__Written task__
Quote the data verbatim, everything from the line containing "toc-entry-5-2-2[interactable]: [179, 458, 860, 482]" down to the line containing "toc-entry-4-2-3[interactable]: [179, 120, 860, 144]", including both of those lines.

-- START Exercise material --

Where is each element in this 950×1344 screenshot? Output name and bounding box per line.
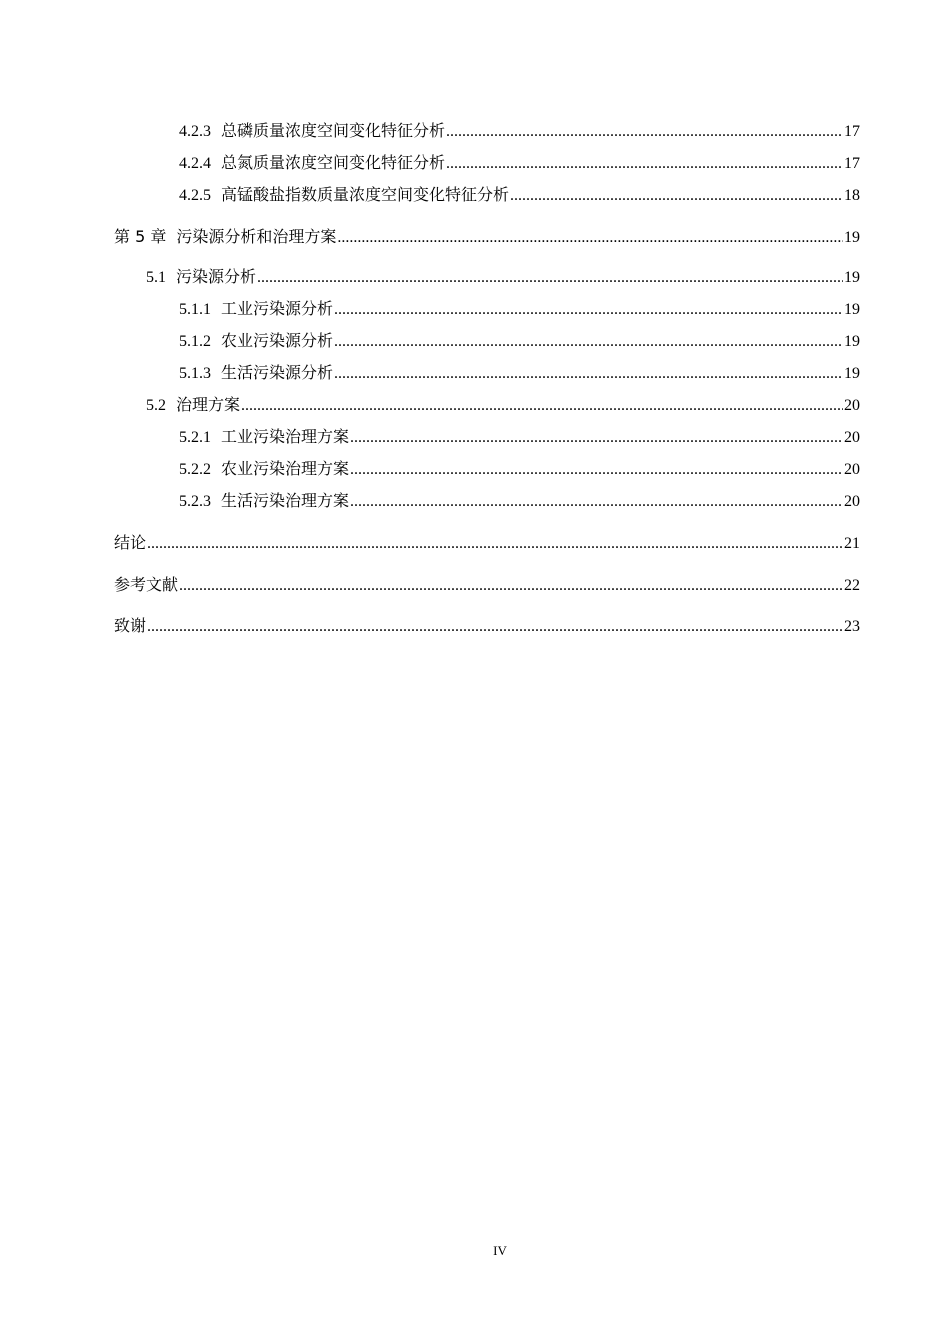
toc-entry-5-2-2[interactable]: [179, 458, 860, 482]
toc-entry-page: 22: [844, 577, 860, 594]
toc-entry-page: 20: [844, 461, 860, 478]
toc-entry-page: 20: [844, 429, 860, 446]
toc-entry-title: 参考文献: [114, 575, 179, 594]
toc-entry-page: 20: [844, 397, 860, 414]
toc-entry-title: 生活污染源分析: [221, 365, 334, 382]
toc-entry-5-1[interactable]: [146, 266, 860, 290]
toc-entry-page: 17: [844, 155, 860, 172]
toc-dot-leader: [241, 394, 843, 418]
toc-entry-number: 5.1: [146, 269, 166, 286]
toc-entry-number: 4.2.4: [179, 155, 211, 172]
toc-entry-title: 污染源分析和治理方案: [176, 227, 337, 246]
toc-entry-number: 5.1.2: [179, 333, 211, 350]
toc-dot-leader: [334, 298, 843, 322]
toc-entry-title: 工业污染治理方案: [221, 429, 350, 446]
toc-entry-number: 5.2.3: [179, 493, 211, 510]
toc-entry-title: 治理方案: [176, 397, 241, 414]
toc-entry-page: 18: [844, 187, 860, 204]
toc-dot-leader: [147, 615, 843, 639]
toc-dot-leader: [257, 266, 843, 290]
toc-dot-leader: [446, 152, 843, 176]
toc-dot-leader: [350, 490, 843, 514]
toc-entry-page: 19: [844, 301, 860, 318]
toc-entry-references[interactable]: [114, 573, 860, 597]
footer-page-number: IV: [493, 1243, 507, 1258]
toc-entry-title: 污染源分析: [176, 269, 257, 286]
toc-entry-number: 5.1.3: [179, 365, 211, 382]
toc-entry-page: 19: [844, 333, 860, 350]
toc-dot-leader: [334, 330, 843, 354]
toc-dot-leader: [179, 574, 843, 598]
toc-dot-leader: [334, 362, 843, 386]
toc-dot-leader: [337, 226, 843, 250]
toc-entry-title: 总磷质量浓度空间变化特征分析: [221, 123, 446, 140]
toc-entry-number: 5.1.1: [179, 301, 211, 318]
toc-entry-page: 19: [844, 269, 860, 286]
toc-entry-number: 第 5 章: [114, 227, 167, 246]
toc-entry-5-1-3[interactable]: [179, 362, 860, 386]
toc-entry-title: 致谢: [114, 616, 147, 635]
toc-dot-leader: [350, 426, 843, 450]
toc-entry-5-2-3[interactable]: [179, 490, 860, 514]
toc-entry-page: 19: [844, 365, 860, 382]
toc-entry-5-1-1[interactable]: [179, 298, 860, 322]
toc-entry-number: 4.2.5: [179, 187, 211, 204]
toc-entry-title: 农业污染源分析: [221, 333, 334, 350]
toc-entry-page: 23: [844, 618, 860, 635]
toc-entry-page: 17: [844, 123, 860, 140]
toc-entry-title: 高锰酸盐指数质量浓度空间变化特征分析: [221, 187, 510, 204]
toc-entry-5-2[interactable]: [146, 394, 860, 418]
toc-entry-number: 5.2.1: [179, 429, 211, 446]
toc-entry-number: 5.2.2: [179, 461, 211, 478]
toc-dot-leader: [350, 458, 843, 482]
toc-entry-4-2-3[interactable]: [179, 120, 860, 144]
toc-entry-title: 生活污染治理方案: [221, 493, 350, 510]
toc-entry-number: 5.2: [146, 397, 166, 414]
toc-entry-conclusion[interactable]: [114, 531, 860, 555]
toc-entry-5-2-1[interactable]: [179, 426, 860, 450]
toc-dot-leader: [446, 120, 843, 144]
toc-entry-title: 农业污染治理方案: [221, 461, 350, 478]
toc-entry-chapter-5[interactable]: [114, 225, 860, 249]
toc-entry-4-2-5[interactable]: [179, 184, 860, 208]
toc-entry-page: 21: [844, 535, 860, 552]
toc-entry-title: 工业污染源分析: [221, 301, 334, 318]
toc-entry-page: 20: [844, 493, 860, 510]
toc-entry-number: 4.2.3: [179, 123, 211, 140]
toc-entry-page: 19: [844, 229, 860, 246]
toc-entry-title: 结论: [114, 533, 147, 552]
toc-entry-4-2-4[interactable]: [179, 152, 860, 176]
toc-entry-acknowledgements[interactable]: [114, 614, 860, 638]
toc-entry-5-1-2[interactable]: [179, 330, 860, 354]
toc-dot-leader: [510, 184, 843, 208]
toc-entry-title: 总氮质量浓度空间变化特征分析: [221, 155, 446, 172]
toc-dot-leader: [147, 532, 843, 556]
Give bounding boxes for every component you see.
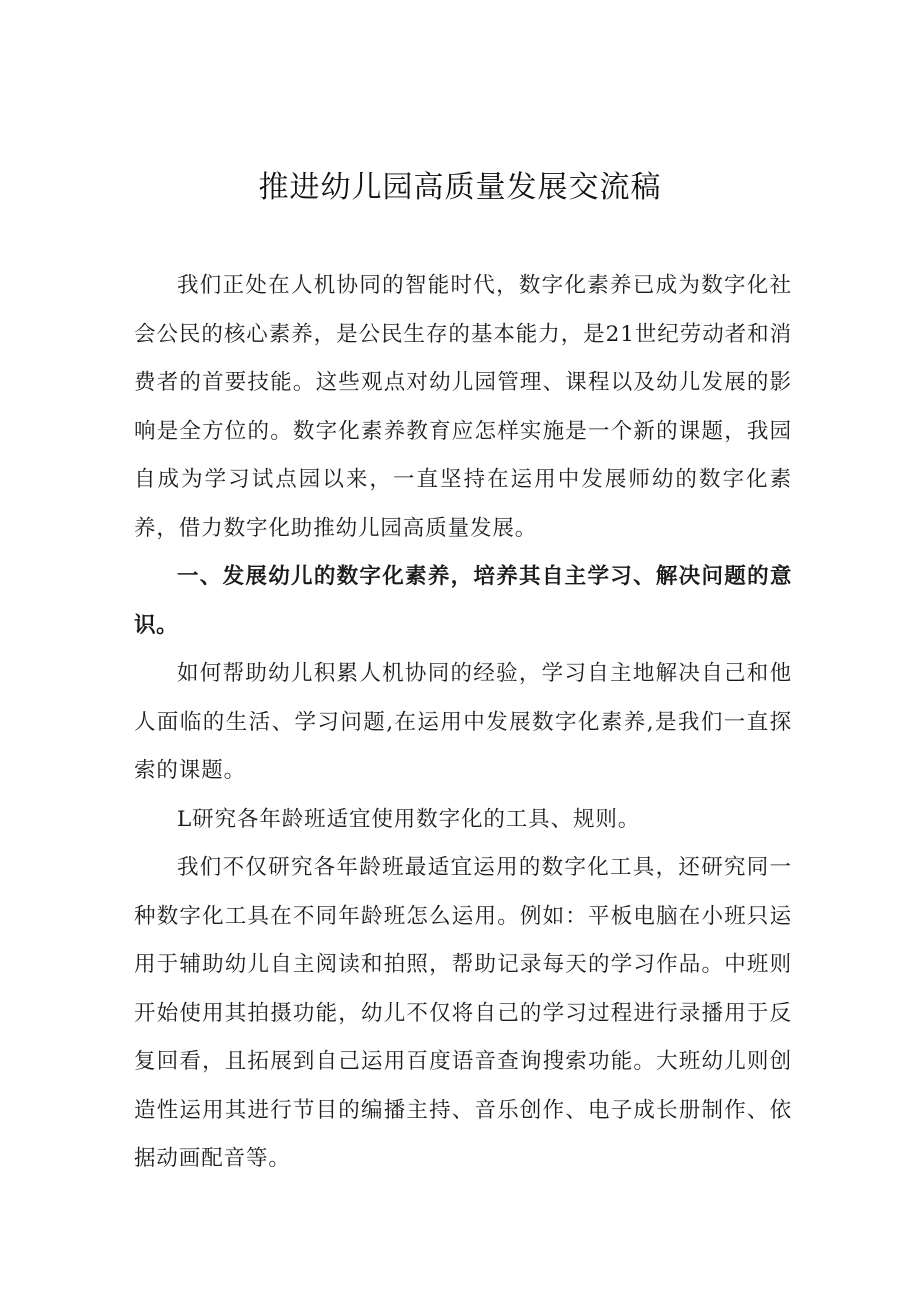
document-title: 推进幼儿园高质量发展交流稿 — [258, 170, 662, 205]
intro-paragraph: 我们正处在人机协同的智能时代，数字化素养已成为数字化社会公民的核心素养，是公民生存的基本能力，是21世纪劳动者和消费者的首要技能。这些观点对幼儿园管理、课程以及幼儿发展的影响是全方位的。数字化素养教育应怎样实施是一个新的课题，我园自成为学习试点园以来，一直坚持在运用中发展师幼的数字化素养，借力数字化助推幼儿园高质量发展。 — [134, 273, 792, 541]
section-1-paragraph: 如何帮助幼儿积累人机协同的经验，学习自主地解决自己和他人面临的生活、学习问题,在运用中发展数字化素养,是我们一直探索的课题。 — [134, 661, 792, 783]
document-body — [134, 262, 792, 1184]
section-heading-1: 一、发展幼儿的数字化素养，培养其自主学习、解决问题的意识。 — [134, 564, 792, 638]
subsection-1-paragraph: 我们不仅研究各年龄班最适宜运用的数字化工具，还研究同一种数字化工具在不同年龄班怎么运用。例如：平板电脑在小班只运用于辅助幼儿自主阅读和拍照，帮助记录每天的学习作品。中班则开始使用其拍摄功能，幼儿不仅将自己的学习过程进行录播用于反复回看，且拓展到自己运用百度语音查询搜索功能。大班幼儿则创造性运用其进行节目的编播主持、音乐创作、电子成长册制作、依据动画配音等。 — [134, 855, 792, 1171]
subsection-heading-1: L研究各年龄班适宜使用数字化的工具、规则。 — [177, 806, 641, 832]
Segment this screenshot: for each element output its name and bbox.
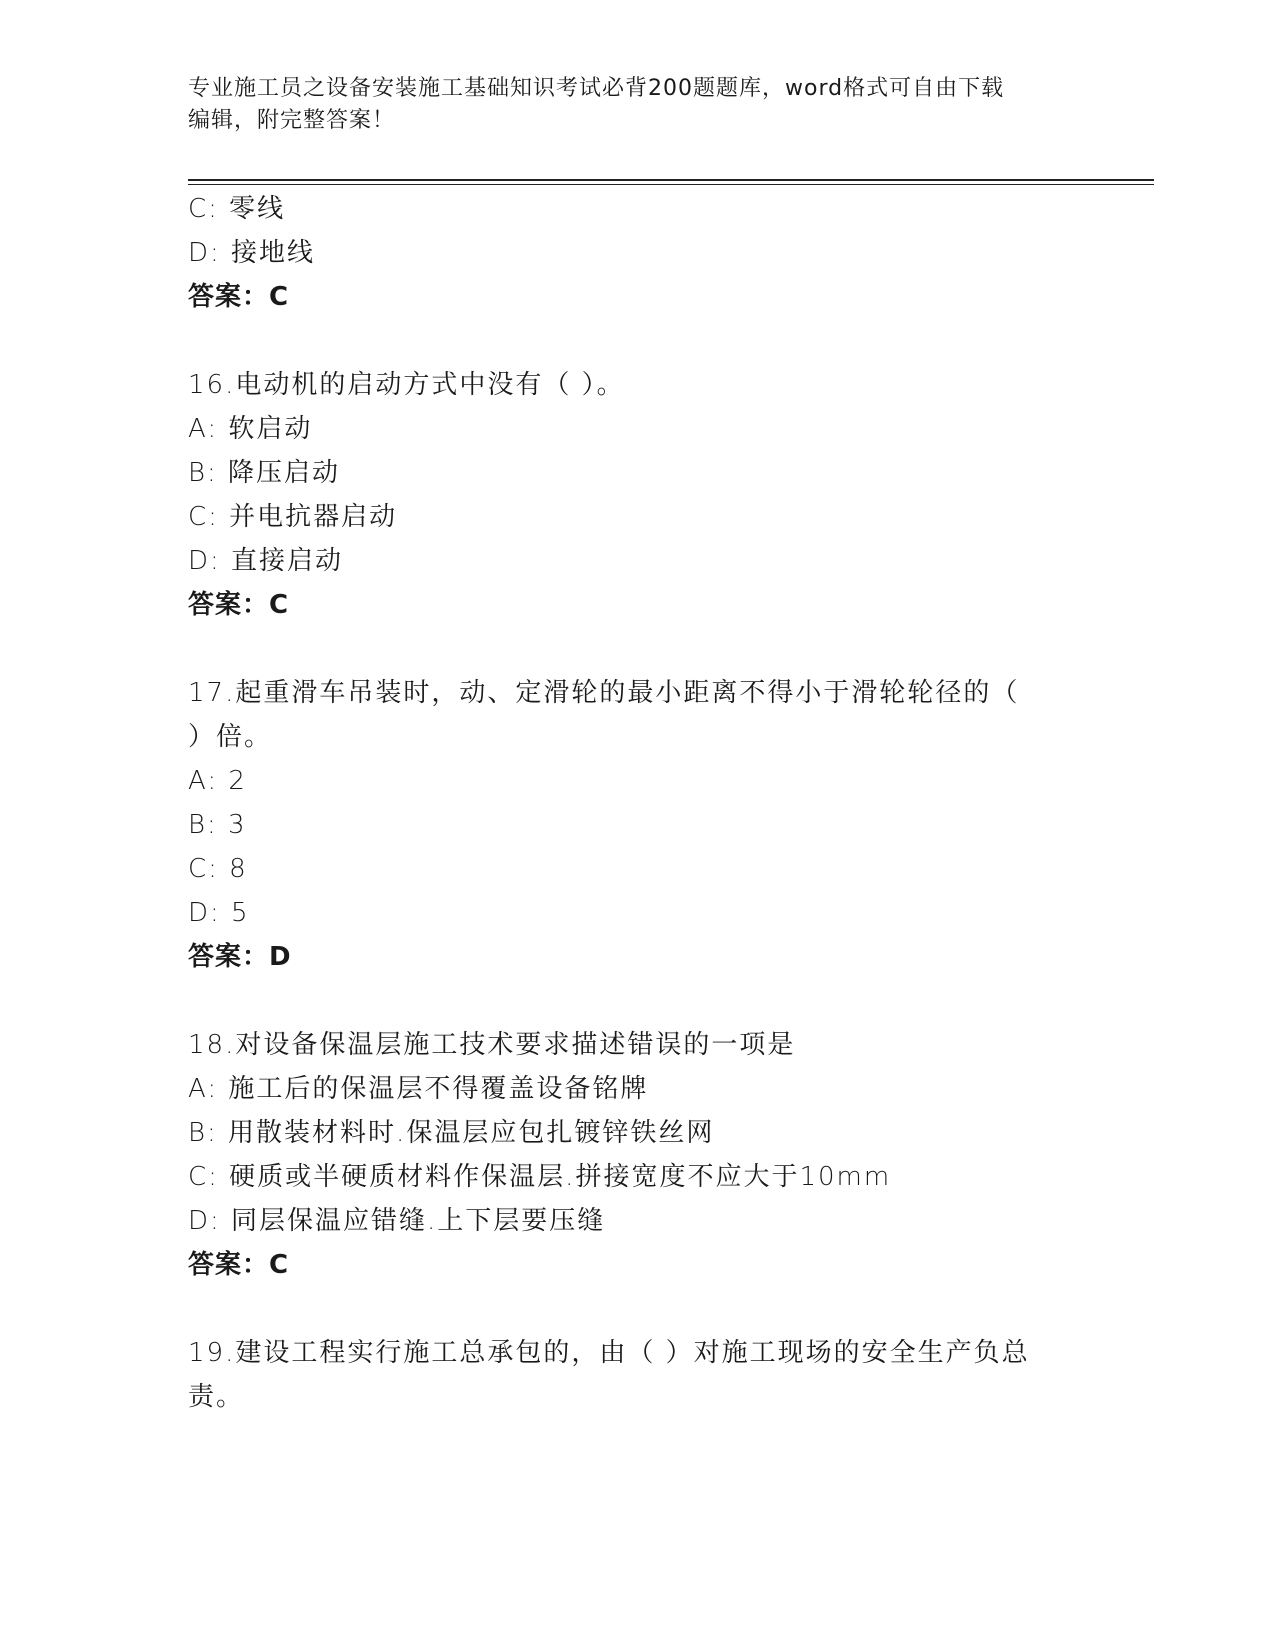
q15-option-d: D: 接地线 bbox=[188, 238, 316, 268]
q18-option-b: B: 用散装材料时.保温层应包扎镀锌铁丝网 bbox=[188, 1118, 715, 1148]
q17-question-line-2: ）倍。 bbox=[188, 722, 273, 752]
q16-answer: 答案：C bbox=[188, 590, 290, 620]
q16-option-c: C: 并电抗器启动 bbox=[188, 502, 398, 532]
q16-option-d: D: 直接启动 bbox=[188, 546, 344, 576]
q18-option-c: C: 硬质或半硬质材料作保温层.拼接宽度不应大于10mm bbox=[188, 1162, 892, 1192]
q17-option-a: A: 2 bbox=[188, 766, 247, 796]
q18-option-a: A: 施工后的保温层不得覆盖设备铭牌 bbox=[188, 1074, 649, 1104]
q16-question: 16.电动机的启动方式中没有（ ）。 bbox=[188, 370, 625, 400]
q17-option-d: D: 5 bbox=[188, 898, 250, 928]
q16-option-b: B: 降压启动 bbox=[188, 458, 341, 488]
header-divider-thin bbox=[188, 184, 1154, 185]
q17-option-b: B: 3 bbox=[188, 810, 247, 840]
header-line-2: 编辑，附完整答案！ bbox=[188, 108, 396, 133]
q17-question-line-1: 17.起重滑车吊装时，动、定滑轮的最小距离不得小于滑轮轮径的（ bbox=[188, 678, 1020, 708]
q15-answer: 答案：C bbox=[188, 282, 290, 312]
q16-option-a: A: 软启动 bbox=[188, 414, 313, 444]
q17-option-c: C: 8 bbox=[188, 854, 248, 884]
q18-option-d: D: 同层保温应错缝.上下层要压缝 bbox=[188, 1206, 606, 1236]
q17-answer: 答案：D bbox=[188, 942, 292, 972]
q19-question-line-2: 责。 bbox=[188, 1382, 245, 1412]
header-divider-thick bbox=[188, 179, 1154, 181]
q18-answer: 答案：C bbox=[188, 1250, 290, 1280]
q15-option-c: C: 零线 bbox=[188, 194, 286, 224]
document-header bbox=[188, 73, 1088, 137]
header-line-1: 专业施工员之设备安装施工基础知识考试必背200题题库，word格式可自由下载 bbox=[188, 76, 1005, 101]
q18-question: 18.对设备保温层施工技术要求描述错误的一项是 bbox=[188, 1030, 796, 1060]
q19-question-line-1: 19.建设工程实行施工总承包的，由（ ）对施工现场的安全生产负总 bbox=[188, 1338, 1030, 1368]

-- END Exercise material --

__Output of the task__
toc-entry-5-2-2[interactable]: [179, 458, 860, 482]
toc-entry-page: 22: [844, 577, 860, 594]
toc-entry-page: 20: [844, 461, 860, 478]
toc-entry-page: 20: [844, 429, 860, 446]
toc-entry-title: 参考文献: [114, 575, 179, 594]
toc-entry-page: 20: [844, 397, 860, 414]
toc-entry-title: 生活污染源分析: [221, 365, 334, 382]
toc-entry-5-1[interactable]: [146, 266, 860, 290]
toc-entry-page: 17: [844, 155, 860, 172]
toc-dot-leader: [241, 394, 843, 418]
toc-entry-number: 5.1: [146, 269, 166, 286]
toc-entry-number: 4.2.4: [179, 155, 211, 172]
toc-entry-title: 污染源分析和治理方案: [176, 227, 337, 246]
toc-entry-number: 5.1.2: [179, 333, 211, 350]
toc-dot-leader: [334, 298, 843, 322]
toc-entry-title: 工业污染治理方案: [221, 429, 350, 446]
toc-entry-number: 5.2.3: [179, 493, 211, 510]
toc-entry-title: 治理方案: [176, 397, 241, 414]
toc-entry-page: 18: [844, 187, 860, 204]
toc-dot-leader: [147, 615, 843, 639]
toc-dot-leader: [257, 266, 843, 290]
toc-dot-leader: [446, 152, 843, 176]
toc-dot-leader: [350, 490, 843, 514]
toc-entry-page: 19: [844, 301, 860, 318]
toc-entry-references[interactable]: [114, 573, 860, 597]
footer-page-number: IV: [493, 1243, 507, 1258]
toc-entry-title: 污染源分析: [176, 269, 257, 286]
toc-entry-number: 5.1.3: [179, 365, 211, 382]
toc-entry-page: 19: [844, 333, 860, 350]
toc-dot-leader: [334, 330, 843, 354]
toc-dot-leader: [179, 574, 843, 598]
toc-dot-leader: [334, 362, 843, 386]
toc-dot-leader: [337, 226, 843, 250]
toc-entry-title: 总磷质量浓度空间变化特征分析: [221, 123, 446, 140]
toc-entry-number: 5.1.1: [179, 301, 211, 318]
toc-entry-page: 19: [844, 269, 860, 286]
toc-entry-number: 第 5 章: [114, 227, 167, 246]
toc-entry-5-1-3[interactable]: [179, 362, 860, 386]
toc-entry-title: 致谢: [114, 616, 147, 635]
toc-dot-leader: [350, 426, 843, 450]
toc-entry-5-2-3[interactable]: [179, 490, 860, 514]
toc-entry-page: 19: [844, 365, 860, 382]
toc-entry-5-1-1[interactable]: [179, 298, 860, 322]
toc-entry-number: 4.2.5: [179, 187, 211, 204]
toc-entry-title: 农业污染源分析: [221, 333, 334, 350]
toc-entry-page: 23: [844, 618, 860, 635]
toc-entry-page: 17: [844, 123, 860, 140]
toc-entry-title: 高锰酸盐指数质量浓度空间变化特征分析: [221, 187, 510, 204]
toc-entry-5-2[interactable]: [146, 394, 860, 418]
toc-entry-number: 5.2.1: [179, 429, 211, 446]
toc-entry-number: 5.2.2: [179, 461, 211, 478]
toc-dot-leader: [350, 458, 843, 482]
toc-entry-4-2-3[interactable]: [179, 120, 860, 144]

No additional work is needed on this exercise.